(Rows from a dataset)
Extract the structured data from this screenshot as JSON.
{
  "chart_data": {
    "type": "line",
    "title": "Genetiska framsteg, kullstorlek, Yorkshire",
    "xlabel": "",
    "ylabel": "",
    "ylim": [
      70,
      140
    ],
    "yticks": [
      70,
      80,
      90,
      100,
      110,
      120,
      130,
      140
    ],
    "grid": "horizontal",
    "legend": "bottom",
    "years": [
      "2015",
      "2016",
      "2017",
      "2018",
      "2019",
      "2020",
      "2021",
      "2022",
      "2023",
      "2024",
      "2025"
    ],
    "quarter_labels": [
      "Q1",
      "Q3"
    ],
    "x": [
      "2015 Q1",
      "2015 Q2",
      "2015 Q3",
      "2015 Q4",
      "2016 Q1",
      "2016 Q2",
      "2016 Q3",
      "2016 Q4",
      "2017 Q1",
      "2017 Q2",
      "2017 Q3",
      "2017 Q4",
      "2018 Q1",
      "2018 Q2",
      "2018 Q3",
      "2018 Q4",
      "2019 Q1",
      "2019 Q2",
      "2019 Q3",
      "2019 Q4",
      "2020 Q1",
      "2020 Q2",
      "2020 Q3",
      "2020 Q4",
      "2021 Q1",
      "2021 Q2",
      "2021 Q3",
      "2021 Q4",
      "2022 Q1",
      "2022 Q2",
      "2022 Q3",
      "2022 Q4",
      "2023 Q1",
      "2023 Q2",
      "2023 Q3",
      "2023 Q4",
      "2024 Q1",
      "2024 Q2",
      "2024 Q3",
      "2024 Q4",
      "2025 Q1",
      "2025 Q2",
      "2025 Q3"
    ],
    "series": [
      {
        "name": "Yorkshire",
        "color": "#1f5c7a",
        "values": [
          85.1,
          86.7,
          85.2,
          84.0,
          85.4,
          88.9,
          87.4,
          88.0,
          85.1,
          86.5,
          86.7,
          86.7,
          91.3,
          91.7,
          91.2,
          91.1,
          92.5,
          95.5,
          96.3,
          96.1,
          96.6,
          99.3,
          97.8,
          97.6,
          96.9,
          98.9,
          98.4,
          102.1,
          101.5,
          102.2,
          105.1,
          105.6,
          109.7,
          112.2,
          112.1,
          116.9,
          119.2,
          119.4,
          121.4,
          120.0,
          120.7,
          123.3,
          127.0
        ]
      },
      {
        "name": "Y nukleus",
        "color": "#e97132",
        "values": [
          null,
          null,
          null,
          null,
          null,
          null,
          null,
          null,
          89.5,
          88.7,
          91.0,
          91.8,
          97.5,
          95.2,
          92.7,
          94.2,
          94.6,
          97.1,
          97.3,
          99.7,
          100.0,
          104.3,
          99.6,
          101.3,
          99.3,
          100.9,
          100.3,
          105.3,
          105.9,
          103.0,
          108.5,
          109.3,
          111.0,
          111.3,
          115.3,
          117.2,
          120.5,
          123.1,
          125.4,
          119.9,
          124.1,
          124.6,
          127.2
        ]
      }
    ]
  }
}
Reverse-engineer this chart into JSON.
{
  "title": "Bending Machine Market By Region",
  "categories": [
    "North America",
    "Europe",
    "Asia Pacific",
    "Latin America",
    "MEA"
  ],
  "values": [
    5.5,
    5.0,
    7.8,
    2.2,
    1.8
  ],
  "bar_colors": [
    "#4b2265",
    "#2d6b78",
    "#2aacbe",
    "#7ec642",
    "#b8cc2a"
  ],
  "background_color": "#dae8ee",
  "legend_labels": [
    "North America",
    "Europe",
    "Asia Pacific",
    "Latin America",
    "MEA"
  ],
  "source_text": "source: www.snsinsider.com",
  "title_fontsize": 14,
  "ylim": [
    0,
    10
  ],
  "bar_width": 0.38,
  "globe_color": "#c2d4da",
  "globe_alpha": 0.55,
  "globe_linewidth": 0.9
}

STATED EXERCISE: Take the listing above and set it down exactly.

EXPECTED ANSWER:
Extract the structured data from this screenshot as JSON.
{
  "chart_data": {
    "type": "line",
    "title": "Genetiska framsteg, kullstorlek, Yorkshire",
    "xlabel": "",
    "ylabel": "",
    "ylim": [
      70,
      140
    ],
    "yticks": [
      70,
      80,
      90,
      100,
      110,
      120,
      130,
      140
    ],
    "grid": "horizontal",
    "legend": "bottom",
    "years": [
      "2015",
      "2016",
      "2017",
      "2018",
      "2019",
      "2020",
      "2021",
      "2022",
      "2023",
      "2024",
      "2025"
    ],
    "quarter_labels": [
      "Q1",
      "Q3"
    ],
    "x": [
      "2015 Q1",
      "2015 Q2",
      "2015 Q3",
      "2015 Q4",
      "2016 Q1",
      "2016 Q2",
      "2016 Q3",
      "2016 Q4",
      "2017 Q1",
      "2017 Q2",
      "2017 Q3",
      "2017 Q4",
      "2018 Q1",
      "2018 Q2",
      "2018 Q3",
      "2018 Q4",
      "2019 Q1",
      "2019 Q2",
      "2019 Q3",
      "2019 Q4",
      "2020 Q1",
      "2020 Q2",
      "2020 Q3",
      "2020 Q4",
      "2021 Q1",
      "2021 Q2",
      "2021 Q3",
      "2021 Q4",
      "2022 Q1",
      "2022 Q2",
      "2022 Q3",
      "2022 Q4",
      "2023 Q1",
      "2023 Q2",
      "2023 Q3",
      "2023 Q4",
      "2024 Q1",
      "2024 Q2",
      "2024 Q3",
      "2024 Q4",
      "2025 Q1",
      "2025 Q2",
      "2025 Q3"
    ],
    "series": [
      {
        "name": "Yorkshire",
        "color": "#1f5c7a",
        "values": [
          85.1,
          86.7,
          85.2,
          84.0,
          85.4,
          88.9,
          87.4,
          88.0,
          85.1,
          86.5,
          86.7,
          86.7,
          91.3,
          91.7,
          91.2,
          91.1,
          92.5,
          95.5,
          96.3,
          96.1,
          96.6,
          99.3,
          97.8,
          97.6,
          96.9,
          98.9,
          98.4,
          102.1,
          101.5,
          102.2,
          105.1,
          105.6,
          109.7,
          112.2,
          112.1,
          116.9,
          119.2,
          119.4,
          121.4,
          120.0,
          120.7,
          123.3,
          127.0
        ]
      },
      {
        "name": "Y nukleus",
        "color": "#e97132",
        "values": [
          null,
          null,
          null,
          null,
          null,
          null,
          null,
          null,
          89.5,
          88.7,
          91.0,
          91.8,
          97.5,
          95.2,
          92.7,
          94.2,
          94.6,
          97.1,
          97.3,
          99.7,
          100.0,
          104.3,
          99.6,
          101.3,
          99.3,
          100.9,
          100.3,
          105.3,
          105.9,
          103.0,
          108.5,
          109.3,
          111.0,
          111.3,
          115.3,
          117.2,
          120.5,
          123.1,
          125.4,
          119.9,
          124.1,
          124.6,
          127.2
        ]
      }
    ]
  }
}
Reverse-engineer this chart into JSON.
{
  "title": "Bending Machine Market By Region",
  "categories": [
    "North America",
    "Europe",
    "Asia Pacific",
    "Latin America",
    "MEA"
  ],
  "values": [
    5.5,
    5.0,
    7.8,
    2.2,
    1.8
  ],
  "bar_colors": [
    "#4b2265",
    "#2d6b78",
    "#2aacbe",
    "#7ec642",
    "#b8cc2a"
  ],
  "background_color": "#dae8ee",
  "legend_labels": [
    "North America",
    "Europe",
    "Asia Pacific",
    "Latin America",
    "MEA"
  ],
  "source_text": "source: www.snsinsider.com",
  "title_fontsize": 14,
  "ylim": [
    0,
    10
  ],
  "bar_width": 0.38,
  "globe_color": "#c2d4da",
  "globe_alpha": 0.55,
  "globe_linewidth": 0.9
}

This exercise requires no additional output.